--- BEGIN Provided data ---

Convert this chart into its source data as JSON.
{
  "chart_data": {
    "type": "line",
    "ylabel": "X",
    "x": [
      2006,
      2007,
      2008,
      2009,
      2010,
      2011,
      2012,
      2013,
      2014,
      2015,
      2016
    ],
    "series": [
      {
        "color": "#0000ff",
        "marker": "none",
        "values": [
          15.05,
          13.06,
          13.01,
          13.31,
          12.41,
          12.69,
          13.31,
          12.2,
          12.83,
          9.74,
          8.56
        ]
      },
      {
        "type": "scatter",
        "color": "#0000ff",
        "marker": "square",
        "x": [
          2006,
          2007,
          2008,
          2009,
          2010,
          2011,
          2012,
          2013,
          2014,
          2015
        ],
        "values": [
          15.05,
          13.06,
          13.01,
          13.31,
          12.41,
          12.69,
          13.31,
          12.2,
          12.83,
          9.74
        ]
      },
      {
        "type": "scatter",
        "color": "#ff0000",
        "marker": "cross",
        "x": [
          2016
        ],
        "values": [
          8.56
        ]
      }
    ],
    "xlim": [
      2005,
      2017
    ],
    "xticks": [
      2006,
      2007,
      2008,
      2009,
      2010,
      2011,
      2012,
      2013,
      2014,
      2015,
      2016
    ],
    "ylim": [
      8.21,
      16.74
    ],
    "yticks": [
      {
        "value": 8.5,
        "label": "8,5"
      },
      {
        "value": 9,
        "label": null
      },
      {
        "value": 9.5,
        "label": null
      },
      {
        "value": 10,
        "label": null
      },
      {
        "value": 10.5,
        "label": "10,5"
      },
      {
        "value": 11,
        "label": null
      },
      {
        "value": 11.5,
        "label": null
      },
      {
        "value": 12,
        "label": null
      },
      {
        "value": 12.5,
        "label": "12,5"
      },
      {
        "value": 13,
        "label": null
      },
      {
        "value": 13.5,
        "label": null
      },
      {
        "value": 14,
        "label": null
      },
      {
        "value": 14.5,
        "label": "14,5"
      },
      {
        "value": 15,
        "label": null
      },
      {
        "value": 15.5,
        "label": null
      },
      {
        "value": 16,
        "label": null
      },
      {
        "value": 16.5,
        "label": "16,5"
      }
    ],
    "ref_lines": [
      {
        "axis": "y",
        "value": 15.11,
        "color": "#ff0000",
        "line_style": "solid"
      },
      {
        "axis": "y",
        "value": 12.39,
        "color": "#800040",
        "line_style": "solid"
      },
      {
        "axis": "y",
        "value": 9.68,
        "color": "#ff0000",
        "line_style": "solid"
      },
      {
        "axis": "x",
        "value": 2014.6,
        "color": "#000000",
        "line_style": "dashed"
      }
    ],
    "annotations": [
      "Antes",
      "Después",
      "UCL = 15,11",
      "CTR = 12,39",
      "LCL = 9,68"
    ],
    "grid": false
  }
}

--- END Provided data ---

Work to complete »
Set down all of the data above, word for word.

Completed exercise »
Convert this chart into its source data as JSON.
{
  "chart_data": {
    "type": "line",
    "ylabel": "X",
    "x": [
      2006,
      2007,
      2008,
      2009,
      2010,
      2011,
      2012,
      2013,
      2014,
      2015,
      2016
    ],
    "series": [
      {
        "color": "#0000ff",
        "marker": "none",
        "values": [
          15.05,
          13.06,
          13.01,
          13.31,
          12.41,
          12.69,
          13.31,
          12.2,
          12.83,
          9.74,
          8.56
        ]
      },
      {
        "type": "scatter",
        "color": "#0000ff",
        "marker": "square",
        "x": [
          2006,
          2007,
          2008,
          2009,
          2010,
          2011,
          2012,
          2013,
          2014,
          2015
        ],
        "values": [
          15.05,
          13.06,
          13.01,
          13.31,
          12.41,
          12.69,
          13.31,
          12.2,
          12.83,
          9.74
        ]
      },
      {
        "type": "scatter",
        "color": "#ff0000",
        "marker": "cross",
        "x": [
          2016
        ],
        "values": [
          8.56
        ]
      }
    ],
    "xlim": [
      2005,
      2017
    ],
    "xticks": [
      2006,
      2007,
      2008,
      2009,
      2010,
      2011,
      2012,
      2013,
      2014,
      2015,
      2016
    ],
    "ylim": [
      8.21,
      16.74
    ],
    "yticks": [
      {
        "value": 8.5,
        "label": "8,5"
      },
      {
        "value": 9,
        "label": null
      },
      {
        "value": 9.5,
        "label": null
      },
      {
        "value": 10,
        "label": null
      },
      {
        "value": 10.5,
        "label": "10,5"
      },
      {
        "value": 11,
        "label": null
      },
      {
        "value": 11.5,
        "label": null
      },
      {
        "value": 12,
        "label": null
      },
      {
        "value": 12.5,
        "label": "12,5"
      },
      {
        "value": 13,
        "label": null
      },
      {
        "value": 13.5,
        "label": null
      },
      {
        "value": 14,
        "label": null
      },
      {
        "value": 14.5,
        "label": "14,5"
      },
      {
        "value": 15,
        "label": null
      },
      {
        "value": 15.5,
        "label": null
      },
      {
        "value": 16,
        "label": null
      },
      {
        "value": 16.5,
        "label": "16,5"
      }
    ],
    "ref_lines": [
      {
        "axis": "y",
        "value": 15.11,
        "color": "#ff0000",
        "line_style": "solid"
      },
      {
        "axis": "y",
        "value": 12.39,
        "color": "#800040",
        "line_style": "solid"
      },
      {
        "axis": "y",
        "value": 9.68,
        "color": "#ff0000",
        "line_style": "solid"
      },
      {
        "axis": "x",
        "value": 2014.6,
        "color": "#000000",
        "line_style": "dashed"
      }
    ],
    "annotations": [
      "Antes",
      "Después",
      "UCL = 15,11",
      "CTR = 12,39",
      "LCL = 9,68"
    ],
    "grid": false
  }
}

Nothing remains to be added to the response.